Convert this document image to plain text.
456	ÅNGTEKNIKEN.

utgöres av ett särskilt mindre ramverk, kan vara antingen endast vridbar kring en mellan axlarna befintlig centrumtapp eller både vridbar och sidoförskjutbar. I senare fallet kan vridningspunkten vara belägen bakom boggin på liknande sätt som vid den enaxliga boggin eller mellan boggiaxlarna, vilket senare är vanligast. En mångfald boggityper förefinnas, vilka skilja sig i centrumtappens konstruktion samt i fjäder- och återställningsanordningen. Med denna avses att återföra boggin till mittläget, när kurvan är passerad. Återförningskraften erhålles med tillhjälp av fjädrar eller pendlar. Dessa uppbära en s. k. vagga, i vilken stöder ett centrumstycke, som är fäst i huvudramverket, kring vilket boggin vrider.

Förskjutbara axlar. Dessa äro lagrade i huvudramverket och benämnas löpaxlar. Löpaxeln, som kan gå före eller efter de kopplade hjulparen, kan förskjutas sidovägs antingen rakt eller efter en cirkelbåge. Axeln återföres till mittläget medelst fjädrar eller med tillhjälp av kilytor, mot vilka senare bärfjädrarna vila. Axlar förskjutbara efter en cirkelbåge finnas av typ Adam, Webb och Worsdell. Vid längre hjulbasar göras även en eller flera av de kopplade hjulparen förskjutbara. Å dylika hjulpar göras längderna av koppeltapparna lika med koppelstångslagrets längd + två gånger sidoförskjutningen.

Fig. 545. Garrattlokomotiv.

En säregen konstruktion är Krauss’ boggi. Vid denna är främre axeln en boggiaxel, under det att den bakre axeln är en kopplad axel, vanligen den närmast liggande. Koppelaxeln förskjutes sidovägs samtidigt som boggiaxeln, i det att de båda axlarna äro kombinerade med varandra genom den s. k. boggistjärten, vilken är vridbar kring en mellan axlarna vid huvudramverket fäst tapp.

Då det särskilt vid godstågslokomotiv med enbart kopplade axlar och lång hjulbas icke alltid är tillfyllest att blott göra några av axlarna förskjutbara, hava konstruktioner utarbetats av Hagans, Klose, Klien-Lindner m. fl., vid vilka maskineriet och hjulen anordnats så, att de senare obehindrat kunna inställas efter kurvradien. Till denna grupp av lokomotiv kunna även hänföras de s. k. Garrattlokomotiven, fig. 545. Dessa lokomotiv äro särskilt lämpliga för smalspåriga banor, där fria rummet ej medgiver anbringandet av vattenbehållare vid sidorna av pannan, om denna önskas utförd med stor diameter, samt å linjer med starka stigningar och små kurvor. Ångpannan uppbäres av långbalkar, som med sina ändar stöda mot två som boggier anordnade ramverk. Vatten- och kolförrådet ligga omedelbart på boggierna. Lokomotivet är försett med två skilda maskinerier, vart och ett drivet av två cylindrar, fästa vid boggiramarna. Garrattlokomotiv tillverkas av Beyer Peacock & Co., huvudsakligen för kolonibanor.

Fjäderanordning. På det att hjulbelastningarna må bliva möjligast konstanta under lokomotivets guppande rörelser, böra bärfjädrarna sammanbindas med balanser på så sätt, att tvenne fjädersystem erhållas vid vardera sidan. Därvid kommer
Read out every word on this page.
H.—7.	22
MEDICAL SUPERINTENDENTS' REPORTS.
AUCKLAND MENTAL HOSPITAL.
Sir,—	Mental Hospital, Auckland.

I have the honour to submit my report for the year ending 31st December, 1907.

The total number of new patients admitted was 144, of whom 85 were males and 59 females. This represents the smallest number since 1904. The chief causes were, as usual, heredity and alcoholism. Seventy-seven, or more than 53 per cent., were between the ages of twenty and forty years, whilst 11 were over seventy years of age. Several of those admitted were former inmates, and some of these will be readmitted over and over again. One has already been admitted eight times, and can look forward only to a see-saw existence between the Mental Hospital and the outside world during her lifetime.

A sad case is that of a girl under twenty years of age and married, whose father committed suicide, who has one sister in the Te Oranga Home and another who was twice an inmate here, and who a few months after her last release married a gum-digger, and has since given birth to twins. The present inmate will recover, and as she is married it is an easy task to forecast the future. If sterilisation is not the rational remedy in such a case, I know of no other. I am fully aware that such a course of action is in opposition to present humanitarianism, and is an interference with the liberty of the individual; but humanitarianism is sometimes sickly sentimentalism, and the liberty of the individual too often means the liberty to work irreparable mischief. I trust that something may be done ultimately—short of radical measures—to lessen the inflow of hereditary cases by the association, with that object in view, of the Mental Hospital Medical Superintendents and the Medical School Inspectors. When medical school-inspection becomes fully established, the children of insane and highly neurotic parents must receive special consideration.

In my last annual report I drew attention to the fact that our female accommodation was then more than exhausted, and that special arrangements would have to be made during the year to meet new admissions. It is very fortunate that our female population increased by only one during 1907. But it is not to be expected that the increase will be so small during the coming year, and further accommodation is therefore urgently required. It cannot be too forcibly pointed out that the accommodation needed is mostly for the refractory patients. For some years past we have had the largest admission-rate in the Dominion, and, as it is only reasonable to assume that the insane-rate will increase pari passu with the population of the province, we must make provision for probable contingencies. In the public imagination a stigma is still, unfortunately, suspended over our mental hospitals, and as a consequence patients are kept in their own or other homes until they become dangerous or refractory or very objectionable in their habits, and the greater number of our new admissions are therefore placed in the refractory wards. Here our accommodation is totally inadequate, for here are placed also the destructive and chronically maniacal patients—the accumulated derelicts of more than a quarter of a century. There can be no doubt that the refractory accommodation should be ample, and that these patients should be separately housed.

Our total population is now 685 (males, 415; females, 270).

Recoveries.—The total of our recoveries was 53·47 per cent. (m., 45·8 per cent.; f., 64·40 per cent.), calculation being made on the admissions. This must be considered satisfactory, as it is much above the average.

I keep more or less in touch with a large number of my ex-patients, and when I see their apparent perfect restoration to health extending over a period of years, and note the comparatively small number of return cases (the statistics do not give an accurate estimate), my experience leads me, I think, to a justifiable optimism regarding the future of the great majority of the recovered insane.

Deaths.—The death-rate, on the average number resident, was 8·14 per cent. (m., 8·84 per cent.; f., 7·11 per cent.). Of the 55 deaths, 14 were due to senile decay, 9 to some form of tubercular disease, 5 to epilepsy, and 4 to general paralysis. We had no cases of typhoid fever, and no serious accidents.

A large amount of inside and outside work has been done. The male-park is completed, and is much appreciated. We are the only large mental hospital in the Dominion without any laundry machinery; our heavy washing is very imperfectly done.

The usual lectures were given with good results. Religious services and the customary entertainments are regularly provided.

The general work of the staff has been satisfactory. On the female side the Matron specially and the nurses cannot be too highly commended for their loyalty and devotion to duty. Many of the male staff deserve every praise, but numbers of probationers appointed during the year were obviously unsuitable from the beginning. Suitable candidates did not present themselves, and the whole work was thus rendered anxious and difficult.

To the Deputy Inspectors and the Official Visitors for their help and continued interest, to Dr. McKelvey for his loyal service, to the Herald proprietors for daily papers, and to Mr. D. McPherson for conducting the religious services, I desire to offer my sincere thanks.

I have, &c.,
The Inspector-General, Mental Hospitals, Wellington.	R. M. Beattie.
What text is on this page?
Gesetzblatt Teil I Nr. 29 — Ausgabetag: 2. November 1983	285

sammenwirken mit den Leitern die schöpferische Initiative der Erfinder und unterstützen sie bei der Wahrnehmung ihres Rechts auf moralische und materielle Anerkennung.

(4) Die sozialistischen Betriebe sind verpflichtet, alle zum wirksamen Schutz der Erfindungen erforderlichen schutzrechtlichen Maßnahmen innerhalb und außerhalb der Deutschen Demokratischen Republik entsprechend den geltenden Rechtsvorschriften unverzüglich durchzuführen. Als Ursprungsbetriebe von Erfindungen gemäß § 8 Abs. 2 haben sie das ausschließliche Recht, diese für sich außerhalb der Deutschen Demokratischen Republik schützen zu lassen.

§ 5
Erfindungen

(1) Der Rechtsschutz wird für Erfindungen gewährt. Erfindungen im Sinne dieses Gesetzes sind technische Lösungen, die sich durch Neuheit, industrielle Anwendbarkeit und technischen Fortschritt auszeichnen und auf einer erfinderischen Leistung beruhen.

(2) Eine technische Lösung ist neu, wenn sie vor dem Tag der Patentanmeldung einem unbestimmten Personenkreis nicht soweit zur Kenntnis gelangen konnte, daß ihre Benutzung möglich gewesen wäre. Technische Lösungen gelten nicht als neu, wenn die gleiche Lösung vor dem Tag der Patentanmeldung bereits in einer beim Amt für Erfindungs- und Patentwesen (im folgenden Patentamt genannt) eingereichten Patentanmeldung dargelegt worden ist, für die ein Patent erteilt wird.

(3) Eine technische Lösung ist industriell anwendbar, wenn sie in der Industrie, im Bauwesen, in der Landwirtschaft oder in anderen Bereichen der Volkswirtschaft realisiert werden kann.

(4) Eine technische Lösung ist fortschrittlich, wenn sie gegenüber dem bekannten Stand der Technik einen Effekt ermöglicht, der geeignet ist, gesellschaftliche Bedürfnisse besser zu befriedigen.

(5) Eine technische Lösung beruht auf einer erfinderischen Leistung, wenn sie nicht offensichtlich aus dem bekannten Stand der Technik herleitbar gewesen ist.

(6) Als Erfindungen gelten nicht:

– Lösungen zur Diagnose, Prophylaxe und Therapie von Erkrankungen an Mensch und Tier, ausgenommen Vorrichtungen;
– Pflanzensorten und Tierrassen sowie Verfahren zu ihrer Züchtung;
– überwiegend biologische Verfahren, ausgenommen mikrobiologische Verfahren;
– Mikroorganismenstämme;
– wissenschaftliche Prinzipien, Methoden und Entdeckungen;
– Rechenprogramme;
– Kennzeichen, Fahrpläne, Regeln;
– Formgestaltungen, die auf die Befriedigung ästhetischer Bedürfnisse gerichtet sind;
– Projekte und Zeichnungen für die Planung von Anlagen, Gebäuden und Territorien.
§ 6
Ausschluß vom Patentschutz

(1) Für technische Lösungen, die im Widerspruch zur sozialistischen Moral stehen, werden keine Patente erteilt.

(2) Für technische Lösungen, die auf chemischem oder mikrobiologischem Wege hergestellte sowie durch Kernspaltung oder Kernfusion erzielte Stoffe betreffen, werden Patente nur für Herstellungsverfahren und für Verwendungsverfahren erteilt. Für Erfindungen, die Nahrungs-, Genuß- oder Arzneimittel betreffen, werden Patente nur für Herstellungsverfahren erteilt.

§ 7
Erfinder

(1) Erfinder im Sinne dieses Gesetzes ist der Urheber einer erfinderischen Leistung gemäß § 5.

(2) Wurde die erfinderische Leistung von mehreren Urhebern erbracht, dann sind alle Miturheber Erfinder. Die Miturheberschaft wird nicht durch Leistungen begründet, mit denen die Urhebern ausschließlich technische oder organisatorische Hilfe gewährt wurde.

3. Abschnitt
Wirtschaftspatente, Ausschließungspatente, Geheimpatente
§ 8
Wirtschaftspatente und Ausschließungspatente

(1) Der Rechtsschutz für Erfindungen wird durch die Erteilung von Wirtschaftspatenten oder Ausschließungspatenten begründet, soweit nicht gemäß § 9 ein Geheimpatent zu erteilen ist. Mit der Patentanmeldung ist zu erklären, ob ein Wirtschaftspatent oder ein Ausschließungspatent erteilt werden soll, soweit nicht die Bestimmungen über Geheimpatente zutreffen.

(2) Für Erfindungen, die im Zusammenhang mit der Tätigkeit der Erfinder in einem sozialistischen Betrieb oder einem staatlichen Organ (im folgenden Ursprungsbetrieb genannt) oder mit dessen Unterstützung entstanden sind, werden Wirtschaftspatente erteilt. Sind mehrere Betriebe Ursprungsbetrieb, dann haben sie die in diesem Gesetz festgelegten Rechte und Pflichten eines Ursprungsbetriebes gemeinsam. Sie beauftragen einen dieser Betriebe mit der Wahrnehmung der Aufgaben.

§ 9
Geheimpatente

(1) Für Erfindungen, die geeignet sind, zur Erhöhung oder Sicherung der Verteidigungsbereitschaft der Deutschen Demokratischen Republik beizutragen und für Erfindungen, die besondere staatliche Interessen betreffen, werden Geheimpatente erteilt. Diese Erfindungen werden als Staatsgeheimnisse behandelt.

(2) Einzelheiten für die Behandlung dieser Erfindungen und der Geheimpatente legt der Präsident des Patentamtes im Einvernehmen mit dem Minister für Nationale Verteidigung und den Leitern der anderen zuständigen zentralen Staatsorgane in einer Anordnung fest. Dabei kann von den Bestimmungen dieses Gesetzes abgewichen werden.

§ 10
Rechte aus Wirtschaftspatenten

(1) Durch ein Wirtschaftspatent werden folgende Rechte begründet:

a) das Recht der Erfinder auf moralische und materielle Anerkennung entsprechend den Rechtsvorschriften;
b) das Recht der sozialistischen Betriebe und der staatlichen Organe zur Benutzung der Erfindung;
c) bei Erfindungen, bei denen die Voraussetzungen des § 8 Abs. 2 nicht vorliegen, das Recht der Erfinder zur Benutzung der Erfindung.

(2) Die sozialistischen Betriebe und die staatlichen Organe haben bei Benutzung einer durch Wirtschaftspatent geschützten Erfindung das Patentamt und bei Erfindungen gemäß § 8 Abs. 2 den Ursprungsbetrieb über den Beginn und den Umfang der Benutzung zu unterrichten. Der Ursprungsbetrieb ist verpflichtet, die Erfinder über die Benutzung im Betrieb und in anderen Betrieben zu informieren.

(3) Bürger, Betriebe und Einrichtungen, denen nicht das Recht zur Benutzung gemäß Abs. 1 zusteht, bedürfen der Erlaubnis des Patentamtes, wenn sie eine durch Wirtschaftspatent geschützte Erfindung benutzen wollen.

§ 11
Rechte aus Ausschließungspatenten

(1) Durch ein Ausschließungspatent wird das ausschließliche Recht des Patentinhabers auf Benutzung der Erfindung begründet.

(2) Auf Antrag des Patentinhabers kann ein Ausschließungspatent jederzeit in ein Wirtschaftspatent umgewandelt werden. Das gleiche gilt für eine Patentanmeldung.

___

State how many lines of the data contain the word "Anerkennung". Nothing besides the number belongs in the reply.

» **The completed task**
2